• _What the exercise asks_: Reproduce the full listing that appears beneath this instruction exactly.
%%
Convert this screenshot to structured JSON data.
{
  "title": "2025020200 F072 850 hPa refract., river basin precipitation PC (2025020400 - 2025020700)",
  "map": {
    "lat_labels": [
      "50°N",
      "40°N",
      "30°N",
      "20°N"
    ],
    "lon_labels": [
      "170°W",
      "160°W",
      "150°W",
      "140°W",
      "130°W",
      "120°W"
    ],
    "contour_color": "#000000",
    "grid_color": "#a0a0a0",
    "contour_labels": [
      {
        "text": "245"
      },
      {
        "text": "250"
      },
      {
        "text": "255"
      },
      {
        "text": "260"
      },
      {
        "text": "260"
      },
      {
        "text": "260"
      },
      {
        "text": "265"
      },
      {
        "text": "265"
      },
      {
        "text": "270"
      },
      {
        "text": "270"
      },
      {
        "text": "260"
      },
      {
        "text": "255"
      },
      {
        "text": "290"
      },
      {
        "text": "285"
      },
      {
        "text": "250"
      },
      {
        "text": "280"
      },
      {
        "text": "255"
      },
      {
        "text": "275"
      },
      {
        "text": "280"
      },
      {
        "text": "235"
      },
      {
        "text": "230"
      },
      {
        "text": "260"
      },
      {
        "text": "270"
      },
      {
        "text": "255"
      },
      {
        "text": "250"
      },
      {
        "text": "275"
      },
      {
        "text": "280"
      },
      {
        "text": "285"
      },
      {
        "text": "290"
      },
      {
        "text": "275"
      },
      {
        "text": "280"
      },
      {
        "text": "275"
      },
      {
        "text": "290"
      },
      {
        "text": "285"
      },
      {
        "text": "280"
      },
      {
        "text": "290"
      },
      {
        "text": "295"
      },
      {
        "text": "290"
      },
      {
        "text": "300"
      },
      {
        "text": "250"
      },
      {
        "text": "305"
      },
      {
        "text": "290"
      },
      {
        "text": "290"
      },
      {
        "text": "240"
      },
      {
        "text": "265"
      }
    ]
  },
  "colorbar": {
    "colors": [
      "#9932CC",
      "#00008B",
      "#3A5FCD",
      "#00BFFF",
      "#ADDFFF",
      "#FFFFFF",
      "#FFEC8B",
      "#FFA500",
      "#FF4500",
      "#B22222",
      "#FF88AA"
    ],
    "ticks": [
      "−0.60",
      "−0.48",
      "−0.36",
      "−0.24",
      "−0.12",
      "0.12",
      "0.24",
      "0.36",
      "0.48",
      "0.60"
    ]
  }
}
%%
• _Solution to the exercise_:
Convert this screenshot to structured JSON data.
{
  "title": "2025020200 F072 850 hPa refract., river basin precipitation PC (2025020400 - 2025020700)",
  "map": {
    "lat_labels": [
      "50°N",
      "40°N",
      "30°N",
      "20°N"
    ],
    "lon_labels": [
      "170°W",
      "160°W",
      "150°W",
      "140°W",
      "130°W",
      "120°W"
    ],
    "contour_color": "#000000",
    "grid_color": "#a0a0a0",
    "contour_labels": [
      {
        "text": "245"
      },
      {
        "text": "250"
      },
      {
        "text": "255"
      },
      {
        "text": "260"
      },
      {
        "text": "260"
      },
      {
        "text": "260"
      },
      {
        "text": "265"
      },
      {
        "text": "265"
      },
      {
        "text": "270"
      },
      {
        "text": "270"
      },
      {
        "text": "260"
      },
      {
        "text": "255"
      },
      {
        "text": "290"
      },
      {
        "text": "285"
      },
      {
        "text": "250"
      },
      {
        "text": "280"
      },
      {
        "text": "255"
      },
      {
        "text": "275"
      },
      {
        "text": "280"
      },
      {
        "text": "235"
      },
      {
        "text": "230"
      },
      {
        "text": "260"
      },
      {
        "text": "270"
      },
      {
        "text": "255"
      },
      {
        "text": "250"
      },
      {
        "text": "275"
      },
      {
        "text": "280"
      },
      {
        "text": "285"
      },
      {
        "text": "290"
      },
      {
        "text": "275"
      },
      {
        "text": "280"
      },
      {
        "text": "275"
      },
      {
        "text": "290"
      },
      {
        "text": "285"
      },
      {
        "text": "280"
      },
      {
        "text": "290"
      },
      {
        "text": "295"
      },
      {
        "text": "290"
      },
      {
        "text": "300"
      },
      {
        "text": "250"
      },
      {
        "text": "305"
      },
      {
        "text": "290"
      },
      {
        "text": "290"
      },
      {
        "text": "240"
      },
      {
        "text": "265"
      }
    ]
  },
  "colorbar": {
    "colors": [
      "#9932CC",
      "#00008B",
      "#3A5FCD",
      "#00BFFF",
      "#ADDFFF",
      "#FFFFFF",
      "#FFEC8B",
      "#FFA500",
      "#FF4500",
      "#B22222",
      "#FF88AA"
    ],
    "ticks": [
      "−0.60",
      "−0.48",
      "−0.36",
      "−0.24",
      "−0.12",
      "0.12",
      "0.24",
      "0.36",
      "0.48",
      "0.60"
    ]
  }
}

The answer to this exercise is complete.